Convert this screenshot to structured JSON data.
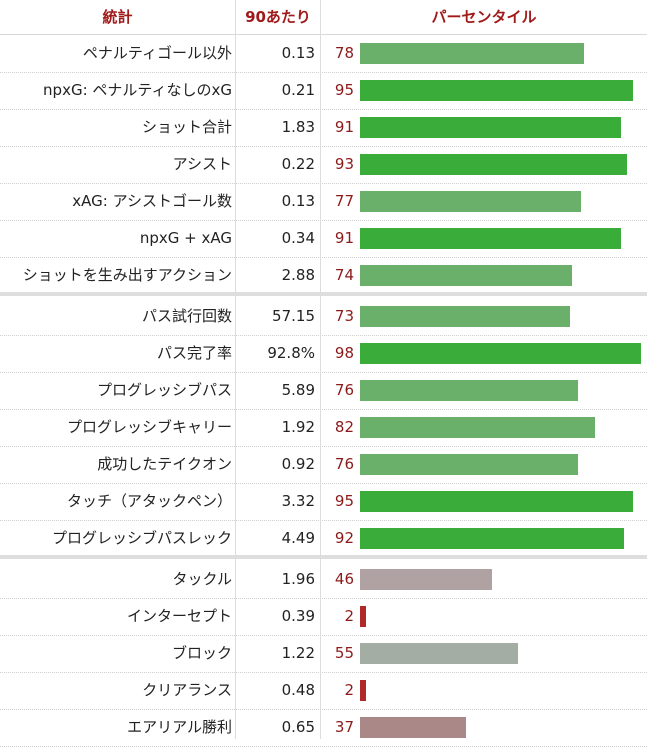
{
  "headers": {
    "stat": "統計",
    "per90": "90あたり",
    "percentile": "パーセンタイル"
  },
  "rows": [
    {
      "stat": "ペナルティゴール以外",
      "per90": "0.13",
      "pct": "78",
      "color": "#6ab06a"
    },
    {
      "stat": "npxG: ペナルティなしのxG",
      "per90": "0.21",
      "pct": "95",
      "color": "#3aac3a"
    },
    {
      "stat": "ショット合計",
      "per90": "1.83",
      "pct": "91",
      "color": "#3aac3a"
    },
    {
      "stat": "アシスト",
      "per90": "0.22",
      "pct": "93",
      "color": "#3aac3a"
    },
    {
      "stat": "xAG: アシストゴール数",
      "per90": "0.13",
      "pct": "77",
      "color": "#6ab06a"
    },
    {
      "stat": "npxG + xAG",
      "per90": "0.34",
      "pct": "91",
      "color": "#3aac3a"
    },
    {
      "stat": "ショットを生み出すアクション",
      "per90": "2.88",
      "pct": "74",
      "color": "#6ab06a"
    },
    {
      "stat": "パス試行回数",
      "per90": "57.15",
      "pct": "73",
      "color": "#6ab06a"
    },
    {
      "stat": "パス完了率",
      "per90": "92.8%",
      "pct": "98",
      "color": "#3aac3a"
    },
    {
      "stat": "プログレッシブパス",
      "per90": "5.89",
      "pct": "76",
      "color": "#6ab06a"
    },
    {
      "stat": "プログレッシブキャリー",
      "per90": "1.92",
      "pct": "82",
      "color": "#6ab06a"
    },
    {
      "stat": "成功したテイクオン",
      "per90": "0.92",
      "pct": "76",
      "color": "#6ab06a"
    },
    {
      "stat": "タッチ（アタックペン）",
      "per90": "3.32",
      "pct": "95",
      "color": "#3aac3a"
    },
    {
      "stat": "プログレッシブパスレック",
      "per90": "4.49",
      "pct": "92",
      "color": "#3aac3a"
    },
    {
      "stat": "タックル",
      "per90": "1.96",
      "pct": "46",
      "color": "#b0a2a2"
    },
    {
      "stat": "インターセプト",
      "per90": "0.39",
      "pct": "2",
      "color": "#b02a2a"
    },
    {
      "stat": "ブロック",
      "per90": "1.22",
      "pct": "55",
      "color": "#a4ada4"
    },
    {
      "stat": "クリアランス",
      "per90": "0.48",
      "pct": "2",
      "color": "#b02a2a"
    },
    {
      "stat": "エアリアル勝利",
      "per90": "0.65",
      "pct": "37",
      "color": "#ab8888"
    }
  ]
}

* * * *

AIM:
Pictures are excluded; repeat every record exactly.

OUTPUT:
Convert this screenshot to structured JSON data.
{
  "headers": {
    "stat": "統計",
    "per90": "90あたり",
    "percentile": "パーセンタイル"
  },
  "rows": [
    {
      "stat": "ペナルティゴール以外",
      "per90": "0.13",
      "pct": "78",
      "color": "#6ab06a"
    },
    {
      "stat": "npxG: ペナルティなしのxG",
      "per90": "0.21",
      "pct": "95",
      "color": "#3aac3a"
    },
    {
      "stat": "ショット合計",
      "per90": "1.83",
      "pct": "91",
      "color": "#3aac3a"
    },
    {
      "stat": "アシスト",
      "per90": "0.22",
      "pct": "93",
      "color": "#3aac3a"
    },
    {
      "stat": "xAG: アシストゴール数",
      "per90": "0.13",
      "pct": "77",
      "color": "#6ab06a"
    },
    {
      "stat": "npxG + xAG",
      "per90": "0.34",
      "pct": "91",
      "color": "#3aac3a"
    },
    {
      "stat": "ショットを生み出すアクション",
      "per90": "2.88",
      "pct": "74",
      "color": "#6ab06a"
    },
    {
      "stat": "パス試行回数",
      "per90": "57.15",
      "pct": "73",
      "color": "#6ab06a"
    },
    {
      "stat": "パス完了率",
      "per90": "92.8%",
      "pct": "98",
      "color": "#3aac3a"
    },
    {
      "stat": "プログレッシブパス",
      "per90": "5.89",
      "pct": "76",
      "color": "#6ab06a"
    },
    {
      "stat": "プログレッシブキャリー",
      "per90": "1.92",
      "pct": "82",
      "color": "#6ab06a"
    },
    {
      "stat": "成功したテイクオン",
      "per90": "0.92",
      "pct": "76",
      "color": "#6ab06a"
    },
    {
      "stat": "タッチ（アタックペン）",
      "per90": "3.32",
      "pct": "95",
      "color": "#3aac3a"
    },
    {
      "stat": "プログレッシブパスレック",
      "per90": "4.49",
      "pct": "92",
      "color": "#3aac3a"
    },
    {
      "stat": "タックル",
      "per90": "1.96",
      "pct": "46",
      "color": "#b0a2a2"
    },
    {
      "stat": "インターセプト",
      "per90": "0.39",
      "pct": "2",
      "color": "#b02a2a"
    },
    {
      "stat": "ブロック",
      "per90": "1.22",
      "pct": "55",
      "color": "#a4ada4"
    },
    {
      "stat": "クリアランス",
      "per90": "0.48",
      "pct": "2",
      "color": "#b02a2a"
    },
    {
      "stat": "エアリアル勝利",
      "per90": "0.65",
      "pct": "37",
      "color": "#ab8888"
    }
  ]
}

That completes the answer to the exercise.